■ YOUR INSTRUCTIONS ■
Show every line where "color" occurs.

== DATASET EXTRACT

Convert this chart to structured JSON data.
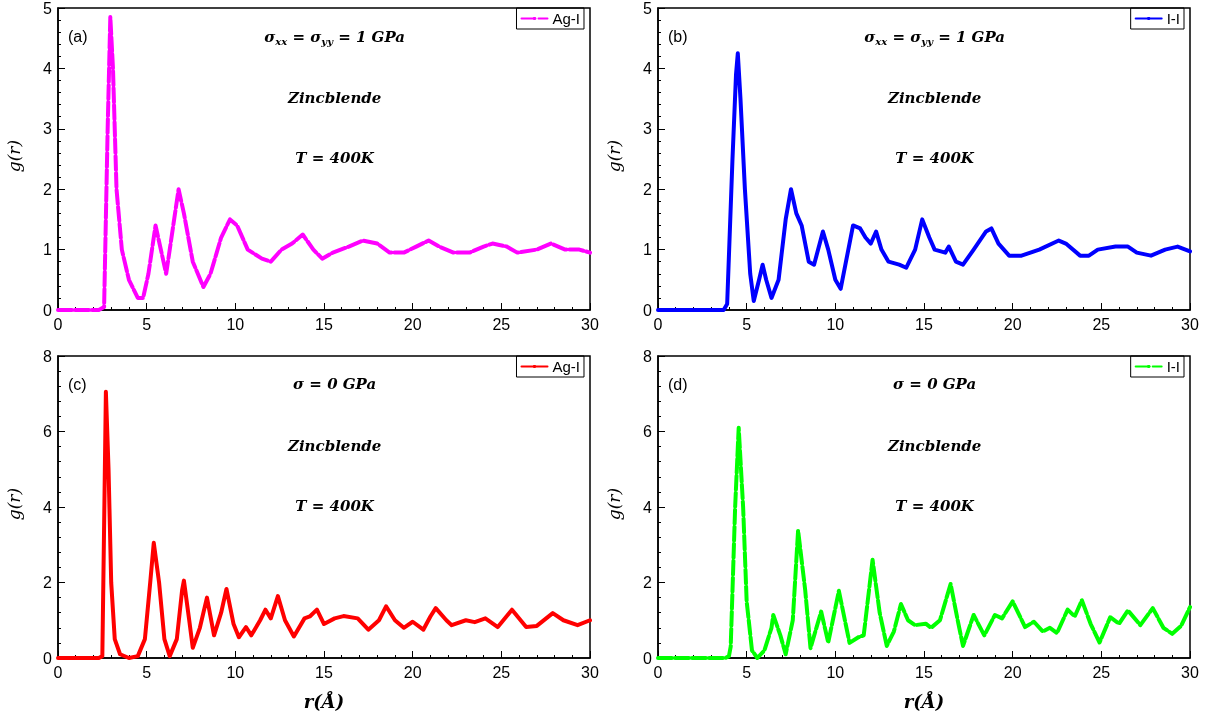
{
  "chart_data": [
    {
      "type": "line",
      "ylabel": "g(r)",
      "legend": "top right",
      "line_style": "dashed",
      "xlim": [
        0,
        30
      ],
      "xticks": [
        0,
        5,
        10,
        15,
        20,
        25,
        30
      ],
      "ylim": [
        0,
        5
      ],
      "yticks": [
        0,
        1,
        2,
        3,
        4,
        5
      ],
      "annotations": [
        "(a)",
        "σ$_{xx}$ = σ$_{yy}$ = 1 GPa",
        "Zincblende",
        "T = 400K"
      ],
      "series": [
        {
          "name": "Ag-I",
          "color": "#ff00ff",
          "x": [
            0,
            2.3,
            2.6,
            2.8,
            2.95,
            3.1,
            3.3,
            3.6,
            4.0,
            4.5,
            4.8,
            5.1,
            5.5,
            5.8,
            6.1,
            6.5,
            6.8,
            7.1,
            7.6,
            8.2,
            8.6,
            9.2,
            9.7,
            10.1,
            10.7,
            11.5,
            12.0,
            12.6,
            13.2,
            13.8,
            14.4,
            14.9,
            15.5,
            16.4,
            17.2,
            18.0,
            18.7,
            19.5,
            20.2,
            20.9,
            21.5,
            22.3,
            23.2,
            24.0,
            24.5,
            25.3,
            25.9,
            27.0,
            27.8,
            28.6,
            29.4,
            30
          ],
          "values": [
            0,
            0,
            0.05,
            3.0,
            4.85,
            4.0,
            2.0,
            1.0,
            0.5,
            0.2,
            0.2,
            0.6,
            1.4,
            1.0,
            0.6,
            1.4,
            2.0,
            1.6,
            0.8,
            0.38,
            0.6,
            1.2,
            1.5,
            1.4,
            1.0,
            0.85,
            0.8,
            1.0,
            1.1,
            1.25,
            1.0,
            0.85,
            0.95,
            1.05,
            1.15,
            1.1,
            0.95,
            0.95,
            1.05,
            1.15,
            1.05,
            0.95,
            0.95,
            1.05,
            1.1,
            1.05,
            0.95,
            1.0,
            1.1,
            1.0,
            1.0,
            0.95
          ]
        }
      ]
    },
    {
      "type": "line",
      "ylabel": "g(r)",
      "legend": "top right",
      "line_style": "solid",
      "xlim": [
        0,
        30
      ],
      "xticks": [
        0,
        5,
        10,
        15,
        20,
        25,
        30
      ],
      "ylim": [
        0,
        5
      ],
      "yticks": [
        0,
        1,
        2,
        3,
        4,
        5
      ],
      "annotations": [
        "(b)",
        "σ$_{xx}$ = σ$_{yy}$ = 1 GPa",
        "Zincblende",
        "T = 400K"
      ],
      "series": [
        {
          "name": "I-I",
          "color": "#0000ff",
          "x": [
            0,
            3.7,
            3.9,
            4.2,
            4.4,
            4.5,
            4.65,
            4.9,
            5.2,
            5.4,
            5.7,
            5.9,
            6.1,
            6.4,
            6.8,
            7.2,
            7.5,
            7.8,
            8.1,
            8.5,
            8.8,
            9.3,
            9.6,
            10.0,
            10.3,
            10.6,
            11.0,
            11.4,
            11.7,
            12.0,
            12.3,
            12.6,
            13.0,
            13.6,
            14.0,
            14.5,
            14.9,
            15.3,
            15.6,
            16.2,
            16.4,
            16.8,
            17.2,
            17.8,
            18.5,
            18.8,
            19.2,
            19.8,
            20.5,
            21.5,
            22.6,
            23.0,
            23.8,
            24.3,
            24.8,
            25.8,
            26.5,
            27.0,
            27.8,
            28.6,
            29.3,
            30
          ],
          "values": [
            0,
            0,
            0.1,
            2.5,
            3.9,
            4.25,
            3.5,
            2.0,
            0.6,
            0.15,
            0.5,
            0.75,
            0.5,
            0.2,
            0.5,
            1.5,
            2.0,
            1.6,
            1.4,
            0.8,
            0.75,
            1.3,
            1.0,
            0.5,
            0.35,
            0.8,
            1.4,
            1.35,
            1.2,
            1.1,
            1.3,
            1.0,
            0.8,
            0.75,
            0.7,
            1.0,
            1.5,
            1.2,
            1.0,
            0.95,
            1.05,
            0.8,
            0.75,
            1.0,
            1.3,
            1.35,
            1.1,
            0.9,
            0.9,
            1.0,
            1.15,
            1.1,
            0.9,
            0.9,
            1.0,
            1.05,
            1.05,
            0.95,
            0.9,
            1.0,
            1.05,
            0.97
          ]
        }
      ]
    },
    {
      "type": "line",
      "xlabel": "r(Å)",
      "ylabel": "g(r)",
      "legend": "top right",
      "line_style": "solid",
      "xlim": [
        0,
        30
      ],
      "xticks": [
        0,
        5,
        10,
        15,
        20,
        25,
        30
      ],
      "ylim": [
        0,
        8
      ],
      "yticks": [
        0,
        2,
        4,
        6,
        8
      ],
      "annotations": [
        "(c)",
        "σ = 0 GPa",
        "Zincblende",
        "T = 400K"
      ],
      "series": [
        {
          "name": "Ag-I",
          "color": "#ff0000",
          "x": [
            0,
            2.3,
            2.5,
            2.6,
            2.7,
            2.85,
            3.0,
            3.2,
            3.5,
            4.0,
            4.5,
            4.9,
            5.2,
            5.4,
            5.7,
            6.0,
            6.3,
            6.7,
            7.0,
            7.1,
            7.4,
            7.6,
            8.0,
            8.4,
            8.8,
            9.2,
            9.5,
            9.9,
            10.2,
            10.6,
            10.9,
            11.4,
            11.7,
            12.0,
            12.4,
            12.8,
            13.3,
            13.9,
            14.2,
            14.6,
            15.0,
            15.6,
            16.1,
            16.9,
            17.5,
            18.1,
            18.5,
            19.0,
            19.5,
            20.0,
            20.6,
            21.0,
            21.3,
            21.9,
            22.2,
            23.0,
            23.5,
            24.1,
            24.8,
            25.6,
            26.4,
            27.0,
            27.9,
            28.5,
            29.3,
            30
          ],
          "values": [
            0,
            0,
            0.05,
            3.5,
            7.05,
            5.0,
            2.0,
            0.5,
            0.1,
            0.0,
            0.05,
            0.5,
            2.0,
            3.05,
            2.0,
            0.5,
            0.05,
            0.5,
            1.8,
            2.05,
            1.0,
            0.27,
            0.8,
            1.6,
            0.6,
            1.2,
            1.83,
            0.9,
            0.55,
            0.82,
            0.6,
            1.0,
            1.28,
            1.05,
            1.64,
            1.0,
            0.57,
            1.05,
            1.1,
            1.28,
            0.9,
            1.05,
            1.11,
            1.05,
            0.75,
            1.0,
            1.37,
            1.0,
            0.8,
            0.96,
            0.75,
            1.1,
            1.32,
            1.0,
            0.87,
            1.0,
            0.95,
            1.05,
            0.82,
            1.28,
            0.82,
            0.85,
            1.19,
            1.0,
            0.87,
            1.0
          ]
        }
      ]
    },
    {
      "type": "line",
      "xlabel": "r(Å)",
      "ylabel": "g(r)",
      "legend": "top right",
      "line_style": "dashed",
      "xlim": [
        0,
        30
      ],
      "xticks": [
        0,
        5,
        10,
        15,
        20,
        25,
        30
      ],
      "ylim": [
        0,
        8
      ],
      "yticks": [
        0,
        2,
        4,
        6,
        8
      ],
      "annotations": [
        "(d)",
        "σ = 0 GPa",
        "Zincblende",
        "T = 400K"
      ],
      "series": [
        {
          "name": "I-I",
          "color": "#00ff00",
          "x": [
            0,
            3.8,
            4.0,
            4.1,
            4.35,
            4.55,
            4.8,
            5.0,
            5.3,
            5.6,
            6.0,
            6.4,
            6.5,
            6.9,
            7.2,
            7.6,
            7.9,
            8.3,
            8.6,
            9.2,
            9.6,
            10.2,
            10.8,
            11.3,
            11.6,
            12.1,
            12.5,
            12.9,
            13.3,
            13.7,
            14.1,
            14.5,
            15.1,
            15.4,
            15.9,
            16.5,
            16.9,
            17.2,
            17.8,
            18.4,
            19.0,
            19.4,
            20.0,
            20.7,
            21.2,
            21.7,
            22.1,
            22.5,
            23.1,
            23.5,
            23.9,
            24.4,
            24.9,
            25.5,
            26.0,
            26.5,
            27.2,
            27.9,
            28.5,
            29.0,
            29.5,
            30
          ],
          "values": [
            0,
            0,
            0.05,
            0.3,
            4.0,
            6.1,
            4.0,
            1.5,
            0.2,
            0.0,
            0.2,
            0.8,
            1.14,
            0.6,
            0.1,
            1.0,
            3.38,
            1.8,
            0.26,
            1.23,
            0.41,
            1.78,
            0.4,
            0.55,
            0.6,
            2.6,
            1.2,
            0.32,
            0.7,
            1.43,
            1.0,
            0.87,
            0.91,
            0.8,
            1.0,
            1.96,
            1.0,
            0.32,
            1.14,
            0.6,
            1.14,
            1.05,
            1.5,
            0.82,
            0.96,
            0.7,
            0.8,
            0.66,
            1.28,
            1.1,
            1.53,
            0.9,
            0.41,
            1.08,
            0.91,
            1.26,
            0.87,
            1.32,
            0.8,
            0.64,
            0.85,
            1.35
          ]
        }
      ]
    }
  ]
}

====

■ TASK ANSWER ■
          "color": "#ff00ff",
          "color": "#0000ff",
          "color": "#ff0000",
          "color": "#00ff00",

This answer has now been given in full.